◆ **THE EXERCISE**
Repeat the records below verbatim, line for line, and leave out the pictures.

------------------------------

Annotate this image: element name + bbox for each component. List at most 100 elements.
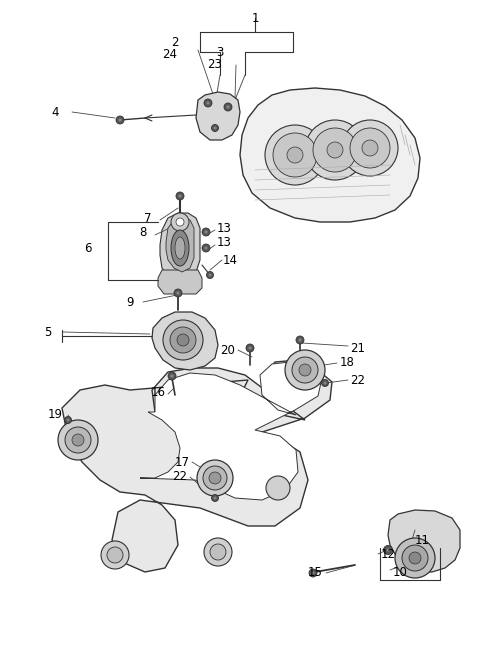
Circle shape	[72, 434, 84, 446]
Circle shape	[292, 357, 318, 383]
Circle shape	[214, 127, 216, 129]
Circle shape	[402, 545, 428, 571]
Circle shape	[168, 372, 176, 380]
Text: 7: 7	[144, 211, 152, 224]
Circle shape	[116, 116, 124, 124]
Text: 21: 21	[350, 342, 365, 354]
Circle shape	[266, 476, 290, 500]
Circle shape	[107, 547, 123, 563]
Text: 5: 5	[44, 325, 52, 338]
Circle shape	[209, 274, 211, 276]
Text: 10: 10	[393, 565, 408, 579]
Circle shape	[204, 538, 232, 566]
Circle shape	[249, 346, 252, 350]
Circle shape	[170, 375, 174, 378]
Circle shape	[170, 327, 196, 353]
Polygon shape	[166, 218, 194, 272]
Circle shape	[176, 218, 184, 226]
Circle shape	[179, 194, 181, 197]
Text: 16: 16	[151, 386, 166, 400]
Text: 3: 3	[216, 45, 224, 58]
Circle shape	[342, 120, 398, 176]
Text: 6: 6	[84, 241, 92, 255]
Circle shape	[58, 420, 98, 460]
Text: 20: 20	[221, 344, 235, 356]
Circle shape	[350, 128, 390, 168]
Circle shape	[386, 548, 390, 552]
Circle shape	[202, 244, 210, 252]
Circle shape	[313, 128, 357, 172]
Text: 19: 19	[48, 409, 62, 422]
Circle shape	[212, 495, 218, 501]
Circle shape	[64, 417, 72, 424]
Text: 18: 18	[339, 356, 354, 369]
Circle shape	[312, 571, 314, 575]
Circle shape	[203, 466, 227, 490]
Circle shape	[285, 350, 325, 390]
Text: 2: 2	[171, 35, 179, 49]
Circle shape	[206, 272, 214, 279]
Text: 22: 22	[350, 373, 365, 386]
Text: 13: 13	[216, 222, 231, 234]
Circle shape	[177, 334, 189, 346]
Circle shape	[273, 133, 317, 177]
Circle shape	[324, 382, 326, 384]
Circle shape	[67, 419, 70, 421]
Circle shape	[299, 364, 311, 376]
Text: 24: 24	[163, 49, 178, 62]
Text: 12: 12	[381, 548, 396, 562]
Text: 17: 17	[175, 455, 190, 468]
Circle shape	[163, 320, 203, 360]
Polygon shape	[240, 88, 420, 222]
Circle shape	[322, 380, 328, 386]
Polygon shape	[140, 362, 322, 500]
Circle shape	[212, 125, 218, 131]
Text: 14: 14	[223, 253, 238, 266]
Ellipse shape	[175, 237, 185, 259]
Circle shape	[299, 338, 301, 342]
Text: 9: 9	[126, 295, 134, 308]
Circle shape	[204, 99, 212, 107]
Text: 15: 15	[308, 567, 323, 579]
Circle shape	[227, 106, 229, 109]
Polygon shape	[388, 510, 460, 572]
Circle shape	[101, 541, 129, 569]
Polygon shape	[152, 312, 218, 370]
Circle shape	[174, 289, 182, 297]
Circle shape	[309, 569, 317, 577]
Polygon shape	[160, 213, 200, 280]
Polygon shape	[158, 270, 202, 294]
Circle shape	[246, 344, 254, 352]
Ellipse shape	[171, 230, 189, 266]
Circle shape	[176, 192, 184, 200]
Circle shape	[119, 118, 121, 121]
Circle shape	[210, 544, 226, 560]
Circle shape	[265, 125, 325, 185]
Circle shape	[395, 538, 435, 578]
Circle shape	[305, 120, 365, 180]
Polygon shape	[62, 360, 332, 572]
Circle shape	[384, 546, 393, 554]
Polygon shape	[196, 92, 240, 140]
Circle shape	[177, 291, 180, 295]
Circle shape	[362, 140, 378, 156]
Circle shape	[171, 213, 189, 231]
Circle shape	[287, 147, 303, 163]
Circle shape	[214, 497, 216, 499]
Text: 8: 8	[139, 226, 147, 239]
Text: 23: 23	[207, 58, 222, 72]
Circle shape	[209, 472, 221, 484]
Text: 4: 4	[51, 106, 59, 119]
Circle shape	[202, 228, 210, 236]
Circle shape	[296, 336, 304, 344]
Circle shape	[204, 230, 207, 234]
Text: 22: 22	[172, 470, 188, 483]
Circle shape	[65, 427, 91, 453]
Text: 1: 1	[251, 12, 259, 24]
Text: 13: 13	[216, 237, 231, 249]
Circle shape	[327, 142, 343, 158]
Circle shape	[224, 103, 232, 111]
Text: 11: 11	[415, 533, 430, 546]
Circle shape	[206, 102, 210, 104]
Circle shape	[409, 552, 421, 564]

------------------------------

◆ **RESPONSE BELOW**
Annotate this image: element name + bbox for each component. List at most 100 elements.
Circle shape	[72, 434, 84, 446]
Circle shape	[292, 357, 318, 383]
Circle shape	[214, 127, 216, 129]
Circle shape	[402, 545, 428, 571]
Circle shape	[168, 372, 176, 380]
Text: 7: 7	[144, 211, 152, 224]
Circle shape	[116, 116, 124, 124]
Text: 21: 21	[350, 342, 365, 354]
Circle shape	[266, 476, 290, 500]
Circle shape	[107, 547, 123, 563]
Text: 5: 5	[44, 325, 52, 338]
Circle shape	[209, 274, 211, 276]
Text: 10: 10	[393, 565, 408, 579]
Circle shape	[204, 538, 232, 566]
Circle shape	[249, 346, 252, 350]
Circle shape	[170, 375, 174, 378]
Circle shape	[170, 327, 196, 353]
Polygon shape	[166, 218, 194, 272]
Circle shape	[176, 218, 184, 226]
Circle shape	[179, 194, 181, 197]
Text: 16: 16	[151, 386, 166, 400]
Text: 3: 3	[216, 45, 224, 58]
Circle shape	[342, 120, 398, 176]
Text: 6: 6	[84, 241, 92, 255]
Circle shape	[58, 420, 98, 460]
Text: 20: 20	[221, 344, 235, 356]
Circle shape	[350, 128, 390, 168]
Circle shape	[386, 548, 390, 552]
Circle shape	[202, 244, 210, 252]
Circle shape	[313, 128, 357, 172]
Text: 19: 19	[48, 409, 62, 422]
Circle shape	[212, 495, 218, 501]
Circle shape	[64, 417, 72, 424]
Text: 18: 18	[339, 356, 354, 369]
Circle shape	[312, 571, 314, 575]
Circle shape	[203, 466, 227, 490]
Circle shape	[285, 350, 325, 390]
Text: 2: 2	[171, 35, 179, 49]
Circle shape	[206, 272, 214, 279]
Text: 22: 22	[350, 373, 365, 386]
Text: 13: 13	[216, 222, 231, 234]
Circle shape	[177, 334, 189, 346]
Circle shape	[273, 133, 317, 177]
Circle shape	[324, 382, 326, 384]
Circle shape	[67, 419, 70, 421]
Circle shape	[299, 364, 311, 376]
Text: 24: 24	[163, 49, 178, 62]
Text: 12: 12	[381, 548, 396, 562]
Text: 17: 17	[175, 455, 190, 468]
Circle shape	[163, 320, 203, 360]
Polygon shape	[240, 88, 420, 222]
Circle shape	[322, 380, 328, 386]
Polygon shape	[140, 362, 322, 500]
Circle shape	[212, 125, 218, 131]
Text: 14: 14	[223, 253, 238, 266]
Ellipse shape	[175, 237, 185, 259]
Circle shape	[299, 338, 301, 342]
Text: 9: 9	[126, 295, 134, 308]
Circle shape	[204, 99, 212, 107]
Text: 15: 15	[308, 567, 323, 579]
Circle shape	[227, 106, 229, 109]
Polygon shape	[388, 510, 460, 572]
Circle shape	[101, 541, 129, 569]
Polygon shape	[152, 312, 218, 370]
Circle shape	[174, 289, 182, 297]
Circle shape	[309, 569, 317, 577]
Polygon shape	[160, 213, 200, 280]
Polygon shape	[158, 270, 202, 294]
Circle shape	[246, 344, 254, 352]
Ellipse shape	[171, 230, 189, 266]
Circle shape	[176, 192, 184, 200]
Circle shape	[119, 118, 121, 121]
Circle shape	[210, 544, 226, 560]
Circle shape	[265, 125, 325, 185]
Circle shape	[395, 538, 435, 578]
Circle shape	[305, 120, 365, 180]
Polygon shape	[62, 360, 332, 572]
Circle shape	[384, 546, 393, 554]
Polygon shape	[196, 92, 240, 140]
Circle shape	[177, 291, 180, 295]
Circle shape	[362, 140, 378, 156]
Circle shape	[171, 213, 189, 231]
Circle shape	[287, 147, 303, 163]
Circle shape	[214, 497, 216, 499]
Text: 8: 8	[139, 226, 147, 239]
Text: 23: 23	[207, 58, 222, 72]
Circle shape	[209, 472, 221, 484]
Text: 4: 4	[51, 106, 59, 119]
Circle shape	[202, 228, 210, 236]
Circle shape	[296, 336, 304, 344]
Circle shape	[204, 230, 207, 234]
Text: 22: 22	[172, 470, 188, 483]
Circle shape	[65, 427, 91, 453]
Text: 1: 1	[251, 12, 259, 24]
Text: 13: 13	[216, 237, 231, 249]
Circle shape	[327, 142, 343, 158]
Circle shape	[224, 103, 232, 111]
Text: 11: 11	[415, 533, 430, 546]
Circle shape	[206, 102, 210, 104]
Circle shape	[409, 552, 421, 564]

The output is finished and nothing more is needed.